AIM OF THE EXERCISE -
Report only the number of lines that hold the word "text".
* Start MATERIAL SHOWN *
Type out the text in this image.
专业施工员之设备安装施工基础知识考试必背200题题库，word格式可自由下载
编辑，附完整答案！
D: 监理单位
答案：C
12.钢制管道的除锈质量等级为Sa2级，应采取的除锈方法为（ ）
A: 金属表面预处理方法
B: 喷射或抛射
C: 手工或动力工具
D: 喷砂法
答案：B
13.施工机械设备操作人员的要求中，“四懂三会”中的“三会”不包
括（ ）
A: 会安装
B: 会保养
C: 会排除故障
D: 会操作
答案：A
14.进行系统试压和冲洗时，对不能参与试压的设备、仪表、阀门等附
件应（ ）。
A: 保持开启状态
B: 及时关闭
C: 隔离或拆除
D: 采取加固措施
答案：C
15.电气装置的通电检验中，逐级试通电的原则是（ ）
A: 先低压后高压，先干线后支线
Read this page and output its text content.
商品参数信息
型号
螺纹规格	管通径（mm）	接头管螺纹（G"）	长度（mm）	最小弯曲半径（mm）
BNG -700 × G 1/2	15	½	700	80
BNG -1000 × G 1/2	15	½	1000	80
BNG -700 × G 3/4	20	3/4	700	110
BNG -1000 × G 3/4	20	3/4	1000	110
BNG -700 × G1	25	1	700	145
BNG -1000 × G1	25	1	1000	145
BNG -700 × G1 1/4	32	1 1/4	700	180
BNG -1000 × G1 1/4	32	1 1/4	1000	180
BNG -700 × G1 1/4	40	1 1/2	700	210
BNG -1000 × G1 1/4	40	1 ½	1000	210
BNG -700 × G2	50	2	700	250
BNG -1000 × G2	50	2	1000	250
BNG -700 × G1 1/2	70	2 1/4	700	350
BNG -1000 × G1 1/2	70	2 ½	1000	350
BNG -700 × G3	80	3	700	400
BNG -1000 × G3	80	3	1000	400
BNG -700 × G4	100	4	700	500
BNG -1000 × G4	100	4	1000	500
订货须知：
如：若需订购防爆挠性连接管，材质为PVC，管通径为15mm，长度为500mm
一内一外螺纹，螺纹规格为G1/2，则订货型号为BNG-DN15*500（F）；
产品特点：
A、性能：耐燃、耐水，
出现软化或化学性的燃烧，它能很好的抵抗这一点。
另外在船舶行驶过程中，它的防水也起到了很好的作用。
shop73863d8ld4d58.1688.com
* End MATERIAL SHOWN *
WORKED SOLUTION -
2